SHORT EXERCISE:
Gather all lines in the entries that include the word "rotation".

(Collection entries)

···

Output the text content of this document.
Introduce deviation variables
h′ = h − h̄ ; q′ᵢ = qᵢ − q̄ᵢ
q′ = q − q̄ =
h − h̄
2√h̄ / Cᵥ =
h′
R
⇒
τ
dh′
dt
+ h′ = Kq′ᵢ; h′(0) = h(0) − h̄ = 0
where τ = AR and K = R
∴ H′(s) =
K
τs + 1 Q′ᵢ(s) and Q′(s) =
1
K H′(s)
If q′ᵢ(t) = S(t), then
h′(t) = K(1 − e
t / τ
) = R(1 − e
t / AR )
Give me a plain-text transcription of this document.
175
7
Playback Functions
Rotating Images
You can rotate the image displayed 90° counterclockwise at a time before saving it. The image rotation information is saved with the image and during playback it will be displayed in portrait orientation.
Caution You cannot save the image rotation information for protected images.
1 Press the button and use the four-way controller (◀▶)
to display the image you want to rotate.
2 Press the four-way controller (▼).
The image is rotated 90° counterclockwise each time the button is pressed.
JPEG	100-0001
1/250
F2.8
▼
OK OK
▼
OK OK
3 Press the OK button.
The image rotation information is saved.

···

SOLUTION FOR THIS EXERCISE:
You can rotate the image displayed 90° counterclockwise at a time before saving it. The image rotation information is saved with the image and during playback it will be displayed in portrait orientation.
Caution You cannot save the image rotation information for protected images.
The image rotation information is saved.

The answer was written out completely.